## Written problem
Copy out every line that contains "JSON".

>> begin Material

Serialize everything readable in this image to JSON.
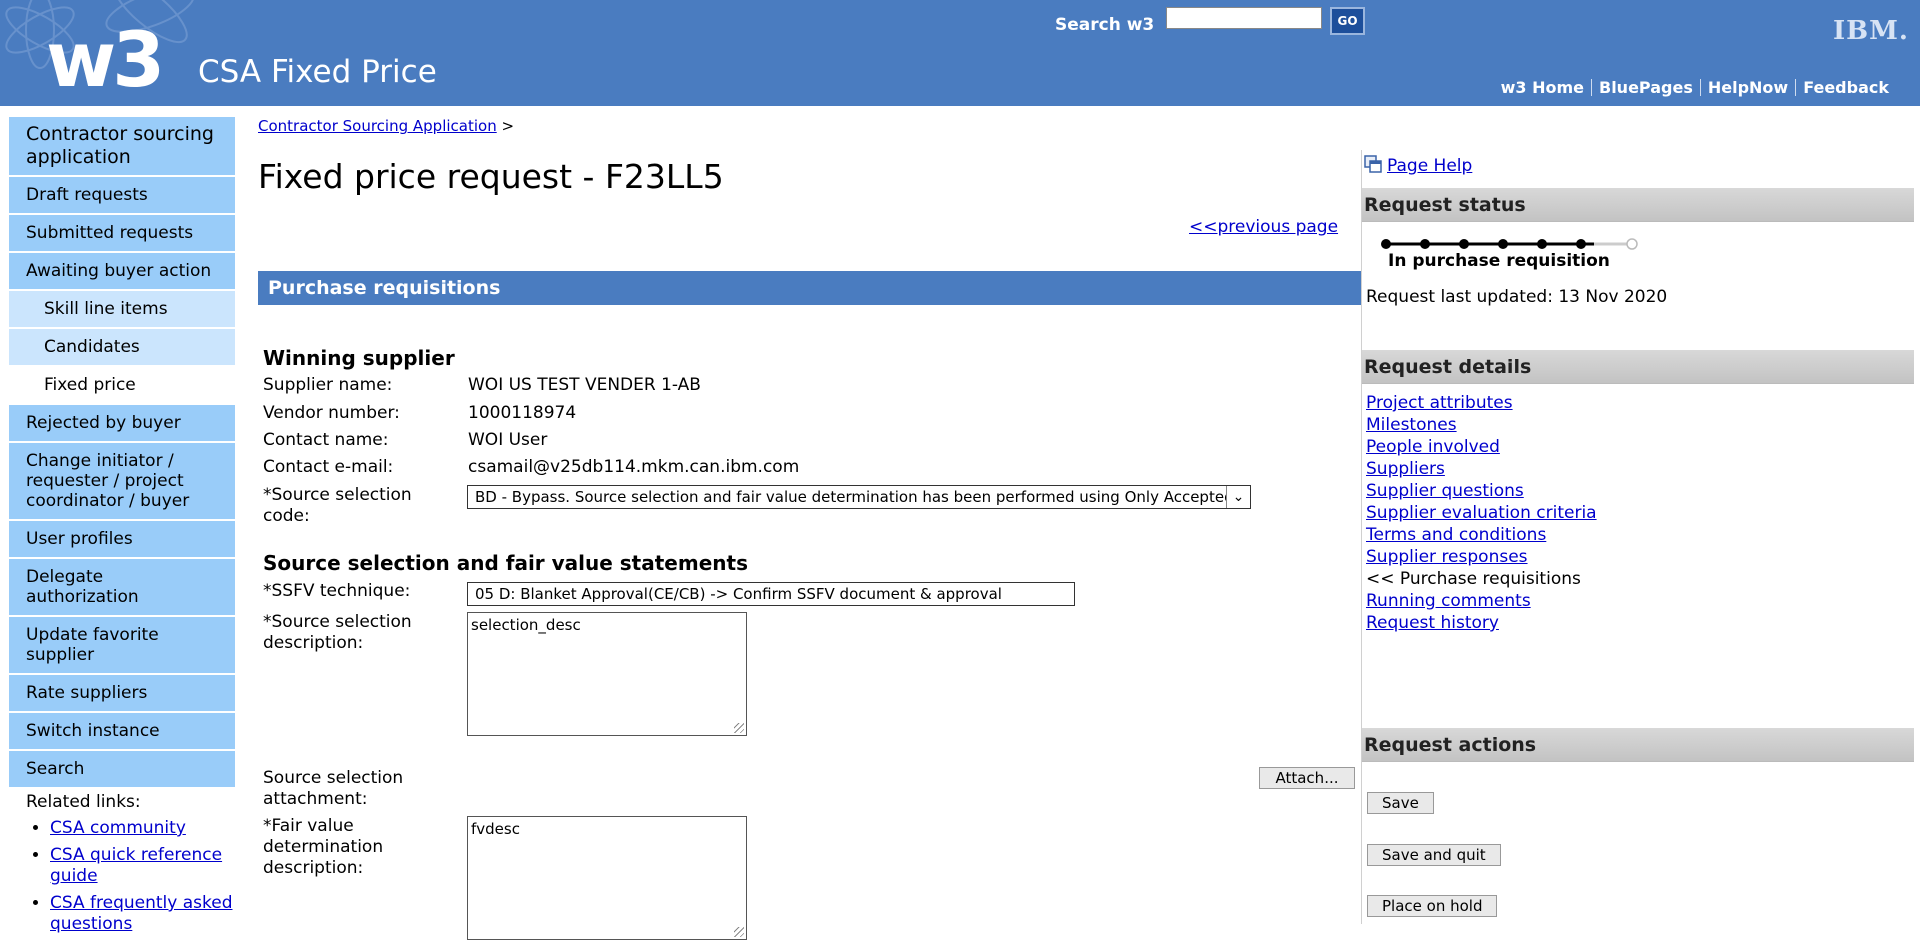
{
  "header": {
    "logo": "w3",
    "app_title": "CSA Fixed Price",
    "search_label": "Search w3",
    "search_value": "",
    "go_label": "GO",
    "ibm_logo": "IBM.",
    "links": [
      "w3 Home",
      "BluePages",
      "HelpNow",
      "Feedback"
    ]
  },
  "leftnav": {
    "title": "Contractor sourcing application",
    "items": [
      "Draft requests",
      "Submitted requests",
      "Awaiting buyer action",
      "Skill line items",
      "Candidates",
      "Fixed price",
      "Rejected by buyer",
      "Change initiator / requester / project coordinator / buyer",
      "User profiles",
      "Delegate authorization",
      "Update favorite supplier",
      "Rate suppliers",
      "Switch instance",
      "Search"
    ],
    "related_title": "Related links:",
    "related_links": [
      "CSA community",
      "CSA quick reference guide",
      "CSA frequently asked questions"
    ]
  },
  "main": {
    "breadcrumb_link": "Contractor Sourcing Application",
    "breadcrumb_sep": ">",
    "page_title": "Fixed price request - F23LL5",
    "prev_link": "<<previous page",
    "section_title": "Purchase requisitions",
    "winning_supplier_title": "Winning supplier",
    "supplier_name_label": "Supplier name:",
    "supplier_name": "WOI US TEST VENDER 1-AB",
    "vendor_number_label": "Vendor number:",
    "vendor_number": "1000118974",
    "contact_name_label": "Contact name:",
    "contact_name": "WOI User",
    "contact_email_label": "Contact e-mail:",
    "contact_email": "csamail@v25db114.mkm.can.ibm.com",
    "source_code_label": "*Source selection code:",
    "source_code_value": "BD - Bypass. Source selection and fair value determination has been performed using Only Accepted",
    "ssfv_title": "Source selection and fair value statements",
    "ssfv_technique_label": "*SSFV technique:",
    "ssfv_technique_value": "05 D: Blanket Approval(CE/CB) -> Confirm SSFV document & approval",
    "source_desc_label": "*Source selection description:",
    "source_desc_value": "selection_desc",
    "attachment_label": "Source selection attachment:",
    "attach_button": "Attach...",
    "fair_value_label": "*Fair value determination description:",
    "fair_value_value": "fvdesc"
  },
  "rightpanel": {
    "page_help": "Page Help",
    "status_title": "Request status",
    "status_progress": "6 of 7",
    "status_label": "In purchase requisition",
    "last_updated": "Request last updated: 13 Nov 2020",
    "details_title": "Request details",
    "details_links": [
      "Project attributes",
      "Milestones",
      "People involved",
      "Suppliers",
      "Supplier questions",
      "Supplier evaluation criteria",
      "Terms and conditions",
      "Supplier responses",
      "<< Purchase requisitions",
      "Running comments",
      "Request history"
    ],
    "actions_title": "Request actions",
    "actions": [
      "Save",
      "Save and quit",
      "Place on hold"
    ]
  }
}
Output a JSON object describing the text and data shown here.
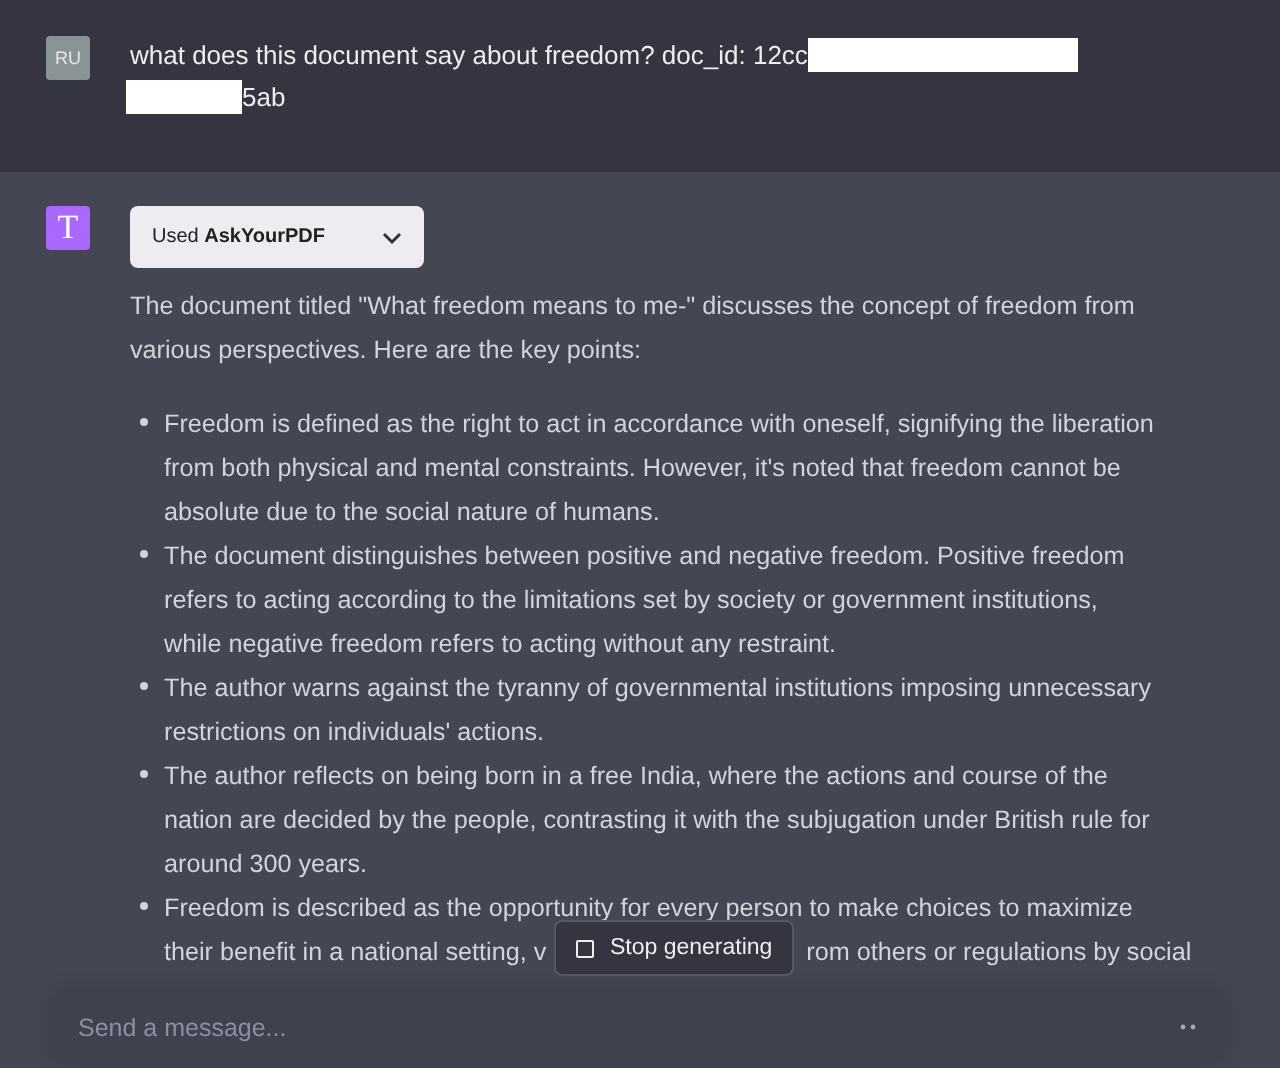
{
  "user_message": {
    "avatar": "RU",
    "lines": [
      [
        {
          "kind": "text",
          "text": "what does this document say about freedom? doc_id: 12cc"
        },
        {
          "kind": "redacted"
        }
      ],
      [
        {
          "kind": "redacted"
        },
        {
          "kind": "text",
          "text": "5ab"
        }
      ]
    ]
  },
  "assistant_message": {
    "avatar": "T",
    "plugin": {
      "prefix": "Used",
      "name": "AskYourPDF",
      "expanded": false
    },
    "intro": "The document titled \"What freedom means to me-\" discusses the concept of freedom from various perspectives. Here are the key points:",
    "points": [
      {
        "text": "Freedom is defined as the right to act in accordance with oneself, signifying the liberation from both physical and mental constraints. However, it's noted that freedom cannot be absolute due to the social nature of humans."
      },
      {
        "text": "The document distinguishes between positive and negative freedom. Positive freedom refers to acting according to the limitations set by society or government institutions, while negative freedom refers to acting without any restraint."
      },
      {
        "text": "The author warns against the tyranny of governmental institutions imposing unnecessary restrictions on individuals' actions."
      },
      {
        "text": "The author reflects on being born in a free India, where the actions and course of the nation are decided by the people, contrasting it with the subjugation under British rule for around 300 years."
      },
      {
        "lines": [
          [
            "Freedom is described as the opportunity for every person to make choices to maximize"
          ],
          [
            "their benefit in a national setting, v",
            "rom others or regulations by social"
          ]
        ]
      }
    ]
  },
  "stop_button": "Stop generating",
  "composer": {
    "placeholder": "Send a message..."
  }
}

>> end Material

## Full response
Serialize everything readable in this image to JSON.
Output a JSON object describing the text and data shown here.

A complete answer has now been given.